* **RECORDS PROVIDED**:
● ● ● ● ● ● ●
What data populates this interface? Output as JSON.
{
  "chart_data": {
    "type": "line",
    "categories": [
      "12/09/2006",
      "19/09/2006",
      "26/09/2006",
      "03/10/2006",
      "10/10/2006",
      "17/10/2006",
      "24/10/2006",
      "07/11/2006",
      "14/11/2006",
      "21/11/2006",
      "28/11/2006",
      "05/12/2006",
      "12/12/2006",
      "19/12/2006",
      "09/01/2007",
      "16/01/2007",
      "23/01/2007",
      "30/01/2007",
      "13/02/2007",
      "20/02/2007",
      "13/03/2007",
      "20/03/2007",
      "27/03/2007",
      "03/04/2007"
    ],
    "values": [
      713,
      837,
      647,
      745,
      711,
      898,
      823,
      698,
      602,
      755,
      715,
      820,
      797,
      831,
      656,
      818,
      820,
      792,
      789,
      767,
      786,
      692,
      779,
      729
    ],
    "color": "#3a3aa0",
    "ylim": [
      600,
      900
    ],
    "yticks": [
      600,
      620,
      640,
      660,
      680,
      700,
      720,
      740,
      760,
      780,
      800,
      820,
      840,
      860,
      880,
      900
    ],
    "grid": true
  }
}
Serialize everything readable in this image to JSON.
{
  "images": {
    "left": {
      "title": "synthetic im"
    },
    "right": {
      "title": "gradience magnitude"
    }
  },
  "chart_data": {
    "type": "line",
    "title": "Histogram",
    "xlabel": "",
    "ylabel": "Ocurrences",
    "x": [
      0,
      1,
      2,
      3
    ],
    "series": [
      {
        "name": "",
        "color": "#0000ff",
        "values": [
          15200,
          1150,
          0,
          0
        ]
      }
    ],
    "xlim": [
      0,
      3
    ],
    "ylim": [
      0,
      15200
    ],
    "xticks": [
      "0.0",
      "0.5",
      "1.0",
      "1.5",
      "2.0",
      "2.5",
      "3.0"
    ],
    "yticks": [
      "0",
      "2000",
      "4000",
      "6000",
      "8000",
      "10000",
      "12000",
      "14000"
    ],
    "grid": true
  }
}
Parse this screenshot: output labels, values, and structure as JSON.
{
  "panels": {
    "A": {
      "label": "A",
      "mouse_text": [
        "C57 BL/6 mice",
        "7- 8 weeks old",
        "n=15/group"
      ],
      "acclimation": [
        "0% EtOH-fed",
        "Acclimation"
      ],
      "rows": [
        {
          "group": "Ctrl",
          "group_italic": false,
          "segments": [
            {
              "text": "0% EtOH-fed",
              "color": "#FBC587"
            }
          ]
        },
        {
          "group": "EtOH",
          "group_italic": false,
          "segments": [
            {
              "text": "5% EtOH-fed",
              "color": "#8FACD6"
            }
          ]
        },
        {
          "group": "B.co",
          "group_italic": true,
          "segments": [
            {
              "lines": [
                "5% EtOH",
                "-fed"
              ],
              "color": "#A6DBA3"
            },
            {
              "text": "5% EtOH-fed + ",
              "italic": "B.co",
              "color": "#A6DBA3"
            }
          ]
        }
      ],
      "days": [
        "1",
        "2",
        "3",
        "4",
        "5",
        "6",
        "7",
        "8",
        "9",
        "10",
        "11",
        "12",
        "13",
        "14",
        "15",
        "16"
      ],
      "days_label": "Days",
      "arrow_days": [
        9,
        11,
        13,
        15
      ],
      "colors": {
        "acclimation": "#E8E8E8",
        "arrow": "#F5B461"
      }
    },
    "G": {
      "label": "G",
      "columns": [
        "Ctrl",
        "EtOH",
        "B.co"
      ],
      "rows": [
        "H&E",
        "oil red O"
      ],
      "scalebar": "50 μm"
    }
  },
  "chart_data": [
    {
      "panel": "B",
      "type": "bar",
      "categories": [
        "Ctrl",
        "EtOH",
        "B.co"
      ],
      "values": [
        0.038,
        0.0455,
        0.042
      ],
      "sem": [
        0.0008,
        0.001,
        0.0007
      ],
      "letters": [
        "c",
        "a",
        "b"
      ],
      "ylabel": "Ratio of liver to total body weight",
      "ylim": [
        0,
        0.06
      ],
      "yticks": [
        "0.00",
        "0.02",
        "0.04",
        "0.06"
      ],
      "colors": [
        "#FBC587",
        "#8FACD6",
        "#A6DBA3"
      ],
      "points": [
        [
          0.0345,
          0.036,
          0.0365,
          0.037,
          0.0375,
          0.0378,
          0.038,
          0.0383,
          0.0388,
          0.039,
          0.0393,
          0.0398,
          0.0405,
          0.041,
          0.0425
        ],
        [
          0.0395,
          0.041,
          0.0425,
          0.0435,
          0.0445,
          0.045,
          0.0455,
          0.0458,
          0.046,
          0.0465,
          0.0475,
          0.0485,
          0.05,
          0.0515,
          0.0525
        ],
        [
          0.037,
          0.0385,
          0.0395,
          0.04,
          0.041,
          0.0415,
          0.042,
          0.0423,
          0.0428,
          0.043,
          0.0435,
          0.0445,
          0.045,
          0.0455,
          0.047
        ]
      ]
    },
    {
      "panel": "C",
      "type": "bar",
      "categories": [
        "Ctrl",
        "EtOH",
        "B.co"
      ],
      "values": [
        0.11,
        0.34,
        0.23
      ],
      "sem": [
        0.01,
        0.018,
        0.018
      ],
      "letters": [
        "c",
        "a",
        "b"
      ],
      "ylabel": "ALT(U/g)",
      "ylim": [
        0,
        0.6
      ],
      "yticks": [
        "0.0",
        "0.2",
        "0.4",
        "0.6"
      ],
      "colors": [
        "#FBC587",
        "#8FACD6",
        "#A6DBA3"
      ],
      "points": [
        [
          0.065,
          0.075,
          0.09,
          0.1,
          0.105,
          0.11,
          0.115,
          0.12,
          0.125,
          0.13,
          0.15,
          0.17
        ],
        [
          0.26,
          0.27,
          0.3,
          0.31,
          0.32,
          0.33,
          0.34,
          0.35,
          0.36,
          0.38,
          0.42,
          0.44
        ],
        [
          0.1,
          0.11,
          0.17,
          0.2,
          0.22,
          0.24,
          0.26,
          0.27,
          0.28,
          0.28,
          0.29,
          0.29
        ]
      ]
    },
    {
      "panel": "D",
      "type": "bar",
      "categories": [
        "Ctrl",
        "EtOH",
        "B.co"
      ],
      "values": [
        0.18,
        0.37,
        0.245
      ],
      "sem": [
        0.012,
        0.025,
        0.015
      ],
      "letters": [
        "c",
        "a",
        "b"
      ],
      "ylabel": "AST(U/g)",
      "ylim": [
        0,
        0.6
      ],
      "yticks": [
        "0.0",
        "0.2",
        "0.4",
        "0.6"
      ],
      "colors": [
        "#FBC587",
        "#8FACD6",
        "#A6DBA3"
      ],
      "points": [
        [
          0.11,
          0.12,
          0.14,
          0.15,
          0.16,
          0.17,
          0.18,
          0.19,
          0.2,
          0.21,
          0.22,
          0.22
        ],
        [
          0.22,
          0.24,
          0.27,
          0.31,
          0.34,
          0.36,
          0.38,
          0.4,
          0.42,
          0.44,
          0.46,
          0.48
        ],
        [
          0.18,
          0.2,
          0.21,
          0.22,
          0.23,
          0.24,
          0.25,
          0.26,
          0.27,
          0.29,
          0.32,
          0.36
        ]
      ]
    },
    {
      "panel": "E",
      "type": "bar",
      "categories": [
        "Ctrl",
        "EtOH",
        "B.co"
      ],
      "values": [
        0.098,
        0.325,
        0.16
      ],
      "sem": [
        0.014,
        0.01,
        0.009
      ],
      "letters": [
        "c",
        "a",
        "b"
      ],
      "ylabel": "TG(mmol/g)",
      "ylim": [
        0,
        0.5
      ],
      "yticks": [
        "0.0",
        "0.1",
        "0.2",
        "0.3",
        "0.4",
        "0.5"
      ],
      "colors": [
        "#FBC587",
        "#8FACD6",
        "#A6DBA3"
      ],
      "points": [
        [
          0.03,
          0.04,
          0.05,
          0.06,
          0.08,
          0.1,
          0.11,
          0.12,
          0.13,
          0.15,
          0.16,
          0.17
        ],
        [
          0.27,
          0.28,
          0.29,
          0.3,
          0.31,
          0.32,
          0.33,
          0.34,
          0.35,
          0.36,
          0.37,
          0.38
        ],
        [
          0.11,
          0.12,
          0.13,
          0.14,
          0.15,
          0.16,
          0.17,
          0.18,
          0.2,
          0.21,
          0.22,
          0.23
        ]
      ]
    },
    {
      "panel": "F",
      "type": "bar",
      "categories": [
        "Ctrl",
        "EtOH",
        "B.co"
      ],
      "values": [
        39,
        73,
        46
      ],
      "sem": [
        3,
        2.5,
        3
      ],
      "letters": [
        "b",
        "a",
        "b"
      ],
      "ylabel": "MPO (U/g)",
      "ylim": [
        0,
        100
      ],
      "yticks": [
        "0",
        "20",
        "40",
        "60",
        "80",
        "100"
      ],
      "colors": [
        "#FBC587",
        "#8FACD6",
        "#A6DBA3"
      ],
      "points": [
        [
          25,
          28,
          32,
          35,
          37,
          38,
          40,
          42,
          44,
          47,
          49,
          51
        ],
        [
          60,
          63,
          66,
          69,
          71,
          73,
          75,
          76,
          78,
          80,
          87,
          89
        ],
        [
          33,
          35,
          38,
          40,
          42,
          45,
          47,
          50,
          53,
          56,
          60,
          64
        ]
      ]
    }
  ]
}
● ● ● ● ● ● ●
* **WHAT YOU NEED TO DO**: Look through the entries above; copy every line holding the string "ylabel".

* **CORRECT RESPONSE**:
    "ylabel": "Ocurrences",
      "ylabel": "Ratio of liver to total body weight",
      "ylabel": "ALT(U/g)",
      "ylabel": "AST(U/g)",
      "ylabel": "TG(mmol/g)",
      "ylabel": "MPO (U/g)",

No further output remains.